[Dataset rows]
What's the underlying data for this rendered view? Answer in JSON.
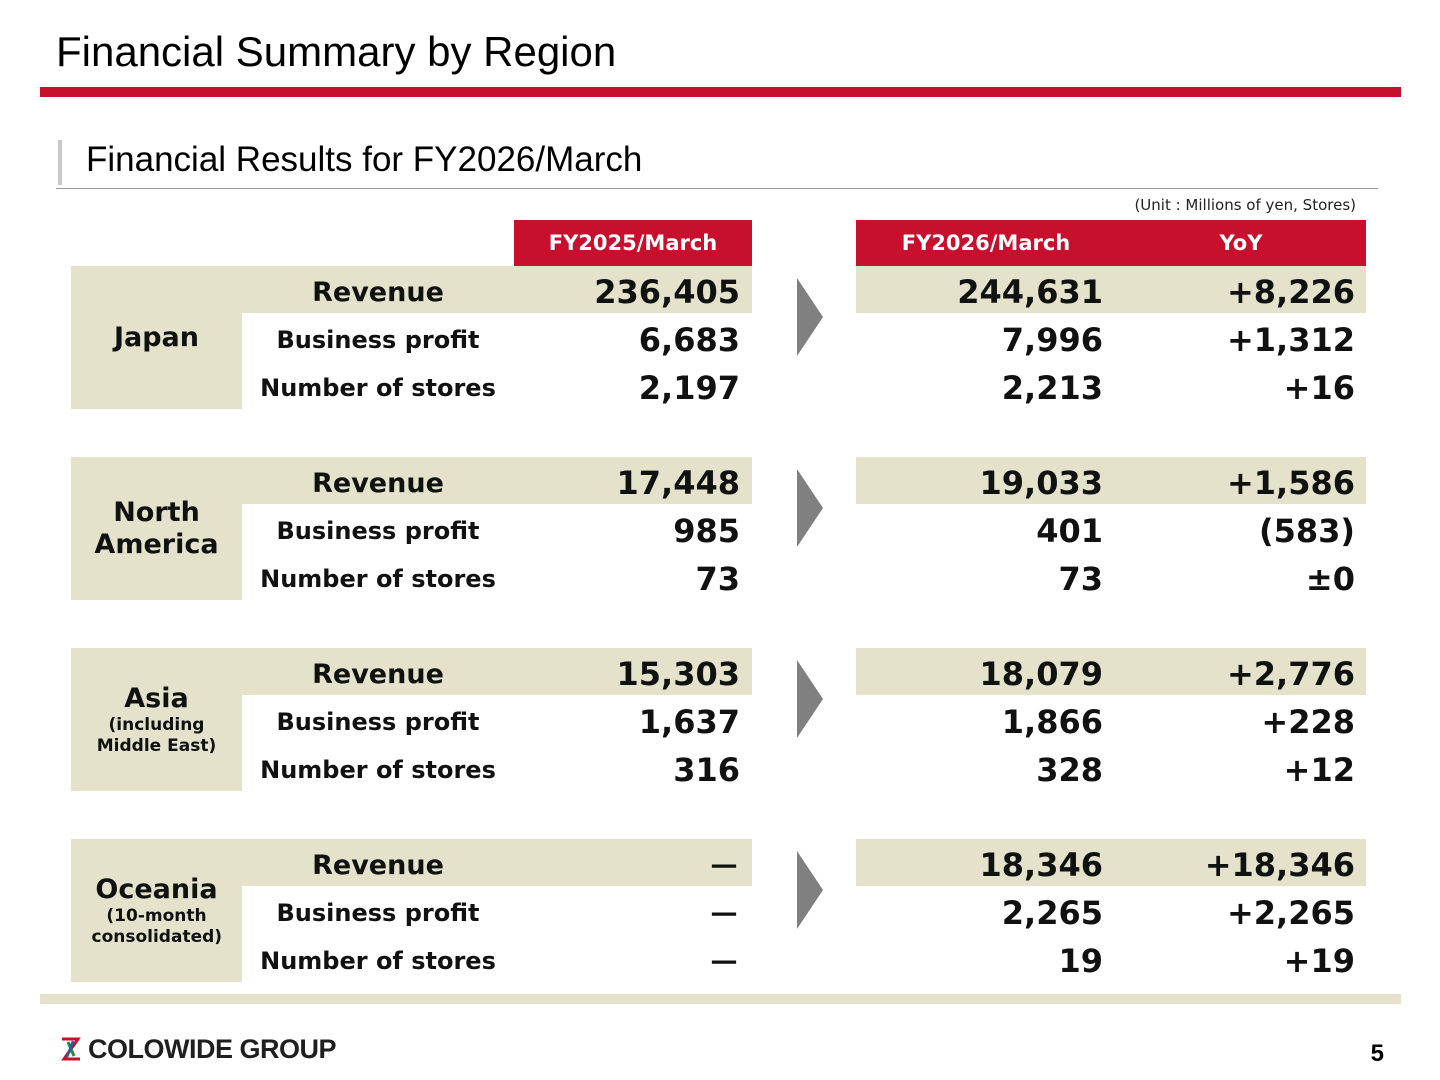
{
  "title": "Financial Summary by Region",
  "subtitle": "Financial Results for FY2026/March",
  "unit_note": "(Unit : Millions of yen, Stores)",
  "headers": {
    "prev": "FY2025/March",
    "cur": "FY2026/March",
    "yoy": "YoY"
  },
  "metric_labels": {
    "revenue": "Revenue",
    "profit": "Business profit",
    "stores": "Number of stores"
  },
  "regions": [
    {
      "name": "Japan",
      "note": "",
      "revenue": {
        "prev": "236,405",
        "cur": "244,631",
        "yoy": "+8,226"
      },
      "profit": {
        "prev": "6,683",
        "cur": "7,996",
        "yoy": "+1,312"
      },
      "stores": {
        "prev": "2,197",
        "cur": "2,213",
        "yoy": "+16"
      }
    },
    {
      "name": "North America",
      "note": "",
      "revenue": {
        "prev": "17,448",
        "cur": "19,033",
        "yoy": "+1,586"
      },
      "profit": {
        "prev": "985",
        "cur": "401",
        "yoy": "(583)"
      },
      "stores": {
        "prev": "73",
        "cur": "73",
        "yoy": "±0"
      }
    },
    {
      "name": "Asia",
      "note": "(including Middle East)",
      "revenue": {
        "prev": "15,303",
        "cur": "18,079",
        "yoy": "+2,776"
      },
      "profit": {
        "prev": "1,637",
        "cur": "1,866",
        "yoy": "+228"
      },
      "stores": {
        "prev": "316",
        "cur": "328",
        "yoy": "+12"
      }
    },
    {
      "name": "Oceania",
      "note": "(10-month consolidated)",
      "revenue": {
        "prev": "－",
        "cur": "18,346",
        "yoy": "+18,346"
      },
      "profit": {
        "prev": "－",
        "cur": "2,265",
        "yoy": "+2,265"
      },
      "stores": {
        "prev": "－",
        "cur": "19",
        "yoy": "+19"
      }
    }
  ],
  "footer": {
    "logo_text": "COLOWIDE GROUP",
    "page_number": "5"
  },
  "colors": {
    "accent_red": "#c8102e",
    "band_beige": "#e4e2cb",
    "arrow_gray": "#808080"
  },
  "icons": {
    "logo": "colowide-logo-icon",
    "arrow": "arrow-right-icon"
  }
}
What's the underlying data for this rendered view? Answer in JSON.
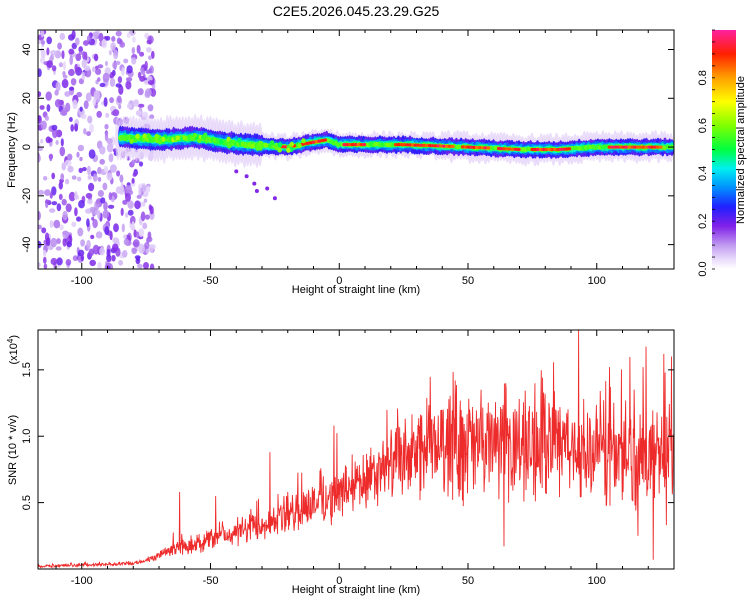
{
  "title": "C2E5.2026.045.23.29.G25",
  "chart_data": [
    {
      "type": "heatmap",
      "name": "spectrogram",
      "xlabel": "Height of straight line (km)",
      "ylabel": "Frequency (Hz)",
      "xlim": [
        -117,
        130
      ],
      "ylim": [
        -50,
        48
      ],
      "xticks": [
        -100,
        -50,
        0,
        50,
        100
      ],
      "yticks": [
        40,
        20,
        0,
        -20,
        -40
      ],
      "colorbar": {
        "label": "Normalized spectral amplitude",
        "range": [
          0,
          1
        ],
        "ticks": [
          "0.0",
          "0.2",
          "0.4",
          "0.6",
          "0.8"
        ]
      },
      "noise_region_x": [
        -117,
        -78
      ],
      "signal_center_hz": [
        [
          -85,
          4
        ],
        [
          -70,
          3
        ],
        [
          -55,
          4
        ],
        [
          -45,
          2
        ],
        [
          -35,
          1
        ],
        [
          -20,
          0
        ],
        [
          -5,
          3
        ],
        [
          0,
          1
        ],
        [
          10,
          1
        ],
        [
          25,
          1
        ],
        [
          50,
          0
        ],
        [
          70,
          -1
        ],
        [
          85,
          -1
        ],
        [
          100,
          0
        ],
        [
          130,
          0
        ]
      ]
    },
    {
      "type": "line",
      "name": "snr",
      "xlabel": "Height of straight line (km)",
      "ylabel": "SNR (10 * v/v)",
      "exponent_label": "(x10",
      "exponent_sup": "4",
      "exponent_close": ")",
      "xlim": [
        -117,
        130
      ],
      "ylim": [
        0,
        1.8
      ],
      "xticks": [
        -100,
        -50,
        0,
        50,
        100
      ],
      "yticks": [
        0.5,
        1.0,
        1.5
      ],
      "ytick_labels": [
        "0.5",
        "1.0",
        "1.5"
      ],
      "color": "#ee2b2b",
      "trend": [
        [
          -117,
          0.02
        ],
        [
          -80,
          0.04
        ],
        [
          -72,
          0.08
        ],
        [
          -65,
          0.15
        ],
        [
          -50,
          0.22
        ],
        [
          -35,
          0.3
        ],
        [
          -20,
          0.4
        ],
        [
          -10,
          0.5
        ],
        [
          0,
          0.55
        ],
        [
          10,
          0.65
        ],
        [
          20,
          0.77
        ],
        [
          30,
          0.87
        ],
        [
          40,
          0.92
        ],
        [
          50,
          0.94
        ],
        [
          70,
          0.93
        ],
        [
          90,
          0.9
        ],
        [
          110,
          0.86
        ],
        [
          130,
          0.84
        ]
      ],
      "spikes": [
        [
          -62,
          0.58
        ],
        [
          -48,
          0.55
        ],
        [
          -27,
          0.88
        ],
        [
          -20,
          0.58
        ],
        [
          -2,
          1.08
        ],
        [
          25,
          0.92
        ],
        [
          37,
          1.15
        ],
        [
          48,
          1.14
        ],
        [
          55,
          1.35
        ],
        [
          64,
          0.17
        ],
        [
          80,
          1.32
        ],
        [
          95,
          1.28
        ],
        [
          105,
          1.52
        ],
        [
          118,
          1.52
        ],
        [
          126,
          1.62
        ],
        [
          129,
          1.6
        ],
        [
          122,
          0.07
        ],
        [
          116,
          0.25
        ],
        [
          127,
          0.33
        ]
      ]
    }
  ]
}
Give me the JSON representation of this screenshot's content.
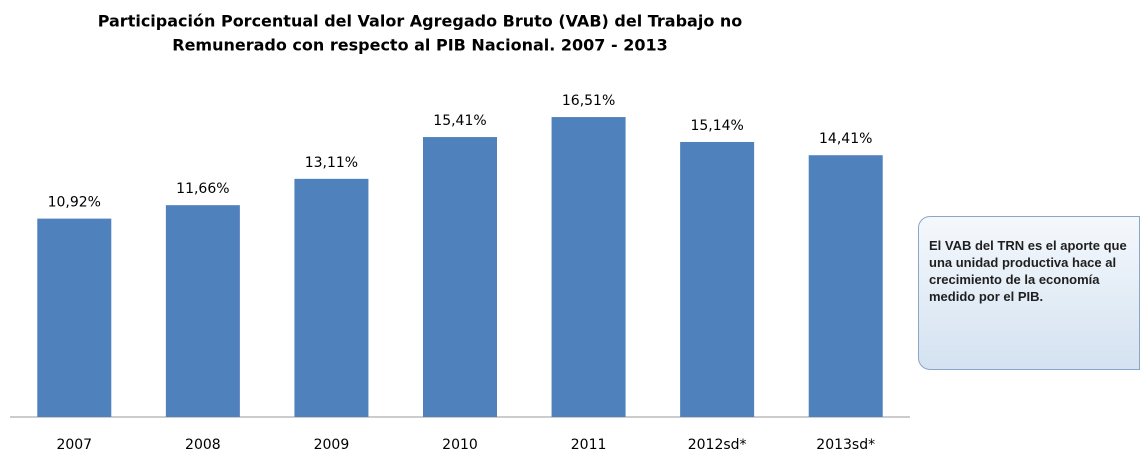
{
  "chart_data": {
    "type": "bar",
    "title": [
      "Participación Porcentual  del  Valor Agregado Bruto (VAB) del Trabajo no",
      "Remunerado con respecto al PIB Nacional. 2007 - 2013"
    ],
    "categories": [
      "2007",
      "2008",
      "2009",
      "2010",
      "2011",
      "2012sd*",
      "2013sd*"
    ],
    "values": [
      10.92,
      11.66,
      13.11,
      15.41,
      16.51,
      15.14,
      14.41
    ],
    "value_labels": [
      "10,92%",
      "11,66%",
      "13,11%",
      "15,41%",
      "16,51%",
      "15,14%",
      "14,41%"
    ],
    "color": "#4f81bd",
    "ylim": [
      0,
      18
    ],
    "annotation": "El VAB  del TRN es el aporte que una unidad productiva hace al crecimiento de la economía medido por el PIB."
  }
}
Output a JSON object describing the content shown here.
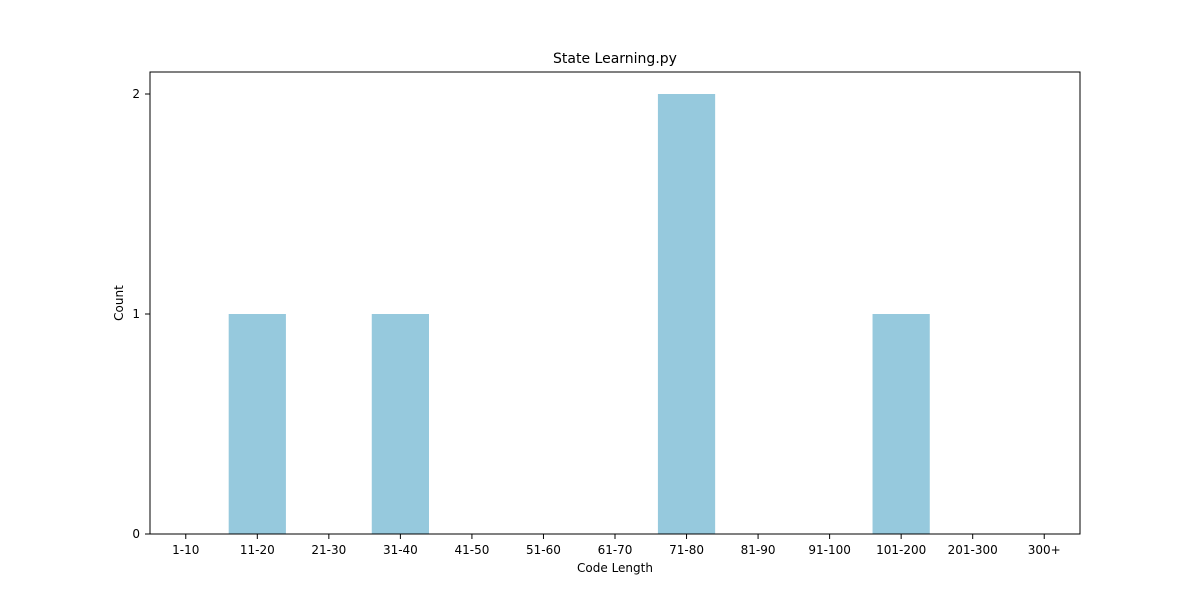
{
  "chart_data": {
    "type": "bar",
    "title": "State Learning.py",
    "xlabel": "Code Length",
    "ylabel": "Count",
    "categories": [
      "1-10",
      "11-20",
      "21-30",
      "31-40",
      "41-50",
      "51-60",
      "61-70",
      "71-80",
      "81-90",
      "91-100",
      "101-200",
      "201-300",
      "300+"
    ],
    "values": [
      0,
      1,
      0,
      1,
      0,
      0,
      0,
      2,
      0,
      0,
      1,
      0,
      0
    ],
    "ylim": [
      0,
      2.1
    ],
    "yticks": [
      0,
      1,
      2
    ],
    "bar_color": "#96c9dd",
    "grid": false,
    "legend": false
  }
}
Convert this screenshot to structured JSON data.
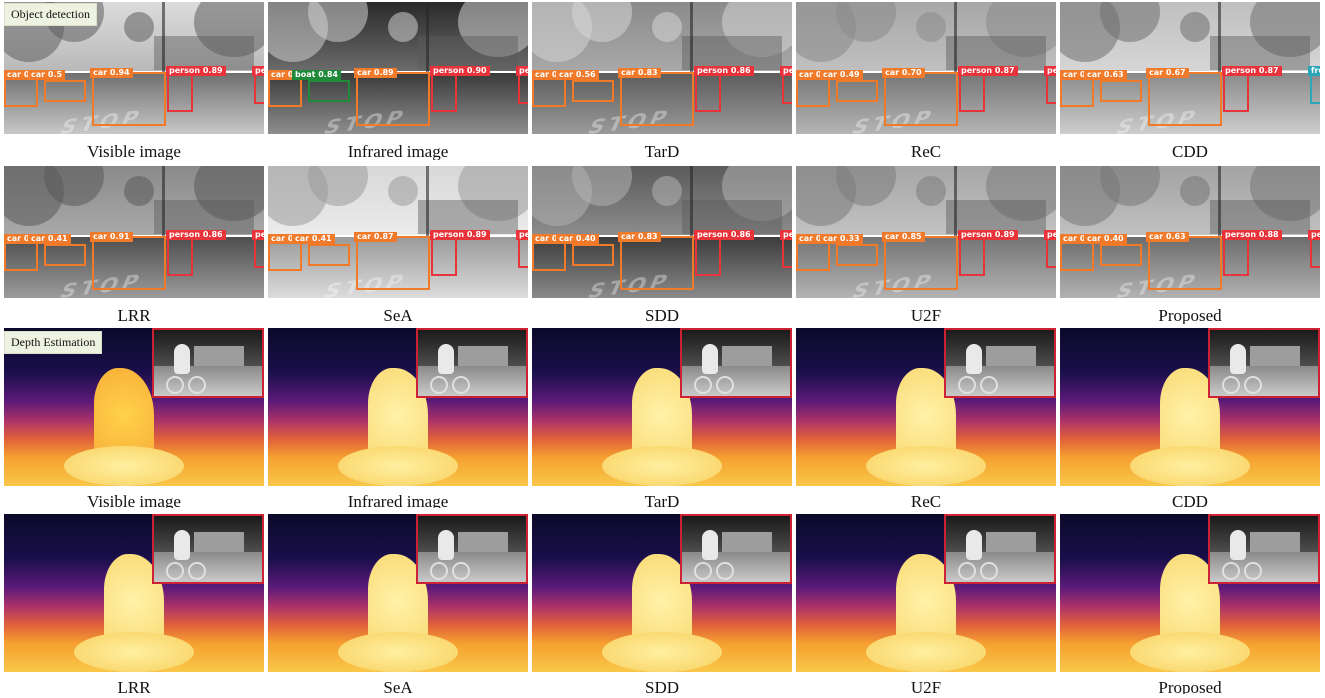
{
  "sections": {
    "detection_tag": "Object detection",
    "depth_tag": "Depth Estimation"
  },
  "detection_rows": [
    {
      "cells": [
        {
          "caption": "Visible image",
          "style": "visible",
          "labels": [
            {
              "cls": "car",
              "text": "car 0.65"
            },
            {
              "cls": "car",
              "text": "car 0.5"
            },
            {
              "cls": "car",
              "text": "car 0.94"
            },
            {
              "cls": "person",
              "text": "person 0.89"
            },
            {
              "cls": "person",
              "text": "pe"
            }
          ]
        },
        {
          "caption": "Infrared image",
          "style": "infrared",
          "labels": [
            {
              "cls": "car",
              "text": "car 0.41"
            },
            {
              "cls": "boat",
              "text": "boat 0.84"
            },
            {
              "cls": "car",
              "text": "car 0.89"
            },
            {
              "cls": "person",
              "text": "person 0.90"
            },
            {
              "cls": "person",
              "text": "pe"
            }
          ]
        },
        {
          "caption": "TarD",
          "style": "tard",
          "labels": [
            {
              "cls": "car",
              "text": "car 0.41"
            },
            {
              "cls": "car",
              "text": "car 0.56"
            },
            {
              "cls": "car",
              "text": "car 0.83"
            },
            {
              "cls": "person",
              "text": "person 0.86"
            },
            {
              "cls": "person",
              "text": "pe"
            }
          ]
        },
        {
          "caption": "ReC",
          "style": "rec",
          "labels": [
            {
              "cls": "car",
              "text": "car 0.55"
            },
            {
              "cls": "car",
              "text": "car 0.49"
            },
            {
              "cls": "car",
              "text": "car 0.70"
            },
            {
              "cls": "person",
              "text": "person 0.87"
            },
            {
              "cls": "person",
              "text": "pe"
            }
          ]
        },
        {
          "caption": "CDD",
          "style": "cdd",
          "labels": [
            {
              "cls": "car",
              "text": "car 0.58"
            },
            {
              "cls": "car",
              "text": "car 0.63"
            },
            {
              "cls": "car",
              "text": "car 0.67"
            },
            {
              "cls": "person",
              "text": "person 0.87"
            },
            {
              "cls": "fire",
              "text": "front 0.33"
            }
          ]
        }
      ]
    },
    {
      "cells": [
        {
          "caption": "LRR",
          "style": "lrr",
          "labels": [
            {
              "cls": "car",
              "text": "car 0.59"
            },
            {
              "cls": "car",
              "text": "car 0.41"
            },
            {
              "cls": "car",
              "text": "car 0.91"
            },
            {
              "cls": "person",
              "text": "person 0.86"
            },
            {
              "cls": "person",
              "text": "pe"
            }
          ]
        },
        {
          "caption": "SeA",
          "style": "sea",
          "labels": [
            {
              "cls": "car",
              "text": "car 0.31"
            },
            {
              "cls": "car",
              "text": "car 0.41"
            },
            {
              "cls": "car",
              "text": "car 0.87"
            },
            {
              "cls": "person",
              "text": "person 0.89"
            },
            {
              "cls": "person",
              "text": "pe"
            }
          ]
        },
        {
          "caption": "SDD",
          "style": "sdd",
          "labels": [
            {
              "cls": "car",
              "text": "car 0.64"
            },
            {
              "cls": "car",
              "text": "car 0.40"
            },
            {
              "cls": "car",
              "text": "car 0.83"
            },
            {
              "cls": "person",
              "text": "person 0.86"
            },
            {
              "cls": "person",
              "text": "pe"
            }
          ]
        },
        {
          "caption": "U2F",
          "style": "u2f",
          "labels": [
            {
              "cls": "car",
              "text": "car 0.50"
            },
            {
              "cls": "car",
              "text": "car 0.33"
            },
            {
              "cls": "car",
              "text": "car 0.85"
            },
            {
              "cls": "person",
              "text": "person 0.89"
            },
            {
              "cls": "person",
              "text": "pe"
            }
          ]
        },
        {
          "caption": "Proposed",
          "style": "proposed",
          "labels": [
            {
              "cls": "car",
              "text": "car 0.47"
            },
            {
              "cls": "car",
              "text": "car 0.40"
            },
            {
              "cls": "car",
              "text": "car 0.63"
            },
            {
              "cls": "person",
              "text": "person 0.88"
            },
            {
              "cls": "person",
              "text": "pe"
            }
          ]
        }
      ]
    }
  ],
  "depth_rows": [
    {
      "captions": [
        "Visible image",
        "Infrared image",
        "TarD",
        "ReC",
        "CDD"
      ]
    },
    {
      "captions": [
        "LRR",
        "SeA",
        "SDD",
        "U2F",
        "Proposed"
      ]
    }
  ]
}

The exercise: Report only how many lines in the entries contain "content".

Problem solution: 2